Stated goal. Type the records out again in full, exactly.
>> Begin Supplied entries
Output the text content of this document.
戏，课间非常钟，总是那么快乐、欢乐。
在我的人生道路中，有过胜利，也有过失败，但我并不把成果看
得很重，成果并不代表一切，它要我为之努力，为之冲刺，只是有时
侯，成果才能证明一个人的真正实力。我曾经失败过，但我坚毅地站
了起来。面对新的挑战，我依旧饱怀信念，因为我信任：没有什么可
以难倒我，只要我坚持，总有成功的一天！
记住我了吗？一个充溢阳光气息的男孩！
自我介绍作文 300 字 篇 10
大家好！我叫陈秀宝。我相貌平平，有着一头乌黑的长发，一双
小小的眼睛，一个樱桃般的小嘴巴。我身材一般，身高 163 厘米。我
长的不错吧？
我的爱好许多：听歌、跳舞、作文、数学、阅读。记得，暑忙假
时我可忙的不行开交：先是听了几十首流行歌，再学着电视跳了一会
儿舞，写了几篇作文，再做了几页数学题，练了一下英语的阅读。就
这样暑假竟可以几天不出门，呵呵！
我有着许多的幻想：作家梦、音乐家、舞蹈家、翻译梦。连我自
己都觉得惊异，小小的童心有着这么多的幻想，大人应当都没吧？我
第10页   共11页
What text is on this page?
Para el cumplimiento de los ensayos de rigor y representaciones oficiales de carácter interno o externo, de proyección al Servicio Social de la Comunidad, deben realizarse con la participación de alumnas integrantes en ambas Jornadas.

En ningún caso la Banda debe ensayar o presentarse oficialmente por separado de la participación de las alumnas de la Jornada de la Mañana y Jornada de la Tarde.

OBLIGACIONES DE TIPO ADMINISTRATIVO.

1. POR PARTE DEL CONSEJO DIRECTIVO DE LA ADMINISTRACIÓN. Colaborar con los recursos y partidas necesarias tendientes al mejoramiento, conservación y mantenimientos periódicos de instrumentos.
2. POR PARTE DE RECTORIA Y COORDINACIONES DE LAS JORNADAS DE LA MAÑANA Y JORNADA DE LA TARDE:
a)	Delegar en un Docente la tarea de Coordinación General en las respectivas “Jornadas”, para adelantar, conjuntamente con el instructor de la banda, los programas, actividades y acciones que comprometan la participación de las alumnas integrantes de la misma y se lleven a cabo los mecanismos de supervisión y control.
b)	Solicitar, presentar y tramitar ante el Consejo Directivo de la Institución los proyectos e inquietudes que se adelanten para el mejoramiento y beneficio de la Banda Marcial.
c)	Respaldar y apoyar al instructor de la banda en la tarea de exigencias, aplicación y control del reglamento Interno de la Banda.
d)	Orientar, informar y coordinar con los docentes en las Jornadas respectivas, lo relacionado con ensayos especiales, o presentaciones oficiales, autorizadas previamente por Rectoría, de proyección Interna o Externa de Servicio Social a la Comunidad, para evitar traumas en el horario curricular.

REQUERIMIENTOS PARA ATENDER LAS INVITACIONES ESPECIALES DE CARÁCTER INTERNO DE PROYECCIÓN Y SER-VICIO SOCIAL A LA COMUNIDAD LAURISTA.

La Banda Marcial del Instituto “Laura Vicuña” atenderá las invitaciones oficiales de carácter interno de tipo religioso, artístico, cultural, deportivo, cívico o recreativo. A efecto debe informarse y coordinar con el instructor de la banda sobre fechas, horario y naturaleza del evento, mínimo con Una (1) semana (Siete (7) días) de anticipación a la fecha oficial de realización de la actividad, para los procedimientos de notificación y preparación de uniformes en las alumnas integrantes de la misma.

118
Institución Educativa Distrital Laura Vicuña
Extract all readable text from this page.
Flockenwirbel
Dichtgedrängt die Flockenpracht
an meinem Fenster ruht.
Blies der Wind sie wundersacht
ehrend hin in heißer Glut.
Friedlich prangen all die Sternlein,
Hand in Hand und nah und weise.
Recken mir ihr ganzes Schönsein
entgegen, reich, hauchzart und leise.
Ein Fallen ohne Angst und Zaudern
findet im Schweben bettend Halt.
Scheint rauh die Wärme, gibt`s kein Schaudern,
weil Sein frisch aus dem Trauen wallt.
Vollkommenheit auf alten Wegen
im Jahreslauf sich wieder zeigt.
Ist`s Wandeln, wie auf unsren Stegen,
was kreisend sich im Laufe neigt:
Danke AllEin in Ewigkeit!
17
>> End Supplied entries
Exercise result.
Output the text content of this document.
戏，课间非常钟，总是那么快乐、欢乐。
在我的人生道路中，有过胜利，也有过失败，但我并不把成果看
得很重，成果并不代表一切，它要我为之努力，为之冲刺，只是有时
侯，成果才能证明一个人的真正实力。我曾经失败过，但我坚毅地站
了起来。面对新的挑战，我依旧饱怀信念，因为我信任：没有什么可
以难倒我，只要我坚持，总有成功的一天！
记住我了吗？一个充溢阳光气息的男孩！
自我介绍作文 300 字 篇 10
大家好！我叫陈秀宝。我相貌平平，有着一头乌黑的长发，一双
小小的眼睛，一个樱桃般的小嘴巴。我身材一般，身高 163 厘米。我
长的不错吧？
我的爱好许多：听歌、跳舞、作文、数学、阅读。记得，暑忙假
时我可忙的不行开交：先是听了几十首流行歌，再学着电视跳了一会
儿舞，写了几篇作文，再做了几页数学题，练了一下英语的阅读。就
这样暑假竟可以几天不出门，呵呵！
我有着许多的幻想：作家梦、音乐家、舞蹈家、翻译梦。连我自
己都觉得惊异，小小的童心有着这么多的幻想，大人应当都没吧？我
第10页   共11页
What text is on this page?
Para el cumplimiento de los ensayos de rigor y representaciones oficiales de carácter interno o externo, de proyección al Servicio Social de la Comunidad, deben realizarse con la participación de alumnas integrantes en ambas Jornadas.

En ningún caso la Banda debe ensayar o presentarse oficialmente por separado de la participación de las alumnas de la Jornada de la Mañana y Jornada de la Tarde.

OBLIGACIONES DE TIPO ADMINISTRATIVO.

1. POR PARTE DEL CONSEJO DIRECTIVO DE LA ADMINISTRACIÓN. Colaborar con los recursos y partidas necesarias tendientes al mejoramiento, conservación y mantenimientos periódicos de instrumentos.
2. POR PARTE DE RECTORIA Y COORDINACIONES DE LAS JORNADAS DE LA MAÑANA Y JORNADA DE LA TARDE:
a)	Delegar en un Docente la tarea de Coordinación General en las respectivas “Jornadas”, para adelantar, conjuntamente con el instructor de la banda, los programas, actividades y acciones que comprometan la participación de las alumnas integrantes de la misma y se lleven a cabo los mecanismos de supervisión y control.
b)	Solicitar, presentar y tramitar ante el Consejo Directivo de la Institución los proyectos e inquietudes que se adelanten para el mejoramiento y beneficio de la Banda Marcial.
c)	Respaldar y apoyar al instructor de la banda en la tarea de exigencias, aplicación y control del reglamento Interno de la Banda.
d)	Orientar, informar y coordinar con los docentes en las Jornadas respectivas, lo relacionado con ensayos especiales, o presentaciones oficiales, autorizadas previamente por Rectoría, de proyección Interna o Externa de Servicio Social a la Comunidad, para evitar traumas en el horario curricular.

REQUERIMIENTOS PARA ATENDER LAS INVITACIONES ESPECIALES DE CARÁCTER INTERNO DE PROYECCIÓN Y SER-VICIO SOCIAL A LA COMUNIDAD LAURISTA.

La Banda Marcial del Instituto “Laura Vicuña” atenderá las invitaciones oficiales de carácter interno de tipo religioso, artístico, cultural, deportivo, cívico o recreativo. A efecto debe informarse y coordinar con el instructor de la banda sobre fechas, horario y naturaleza del evento, mínimo con Una (1) semana (Siete (7) días) de anticipación a la fecha oficial de realización de la actividad, para los procedimientos de notificación y preparación de uniformes en las alumnas integrantes de la misma.

118
Institución Educativa Distrital Laura Vicuña
Extract all readable text from this page.
Flockenwirbel
Dichtgedrängt die Flockenpracht
an meinem Fenster ruht.
Blies der Wind sie wundersacht
ehrend hin in heißer Glut.
Friedlich prangen all die Sternlein,
Hand in Hand und nah und weise.
Recken mir ihr ganzes Schönsein
entgegen, reich, hauchzart und leise.
Ein Fallen ohne Angst und Zaudern
findet im Schweben bettend Halt.
Scheint rauh die Wärme, gibt`s kein Schaudern,
weil Sein frisch aus dem Trauen wallt.
Vollkommenheit auf alten Wegen
im Jahreslauf sich wieder zeigt.
Ist`s Wandeln, wie auf unsren Stegen,
was kreisend sich im Laufe neigt:
Danke AllEin in Ewigkeit!
17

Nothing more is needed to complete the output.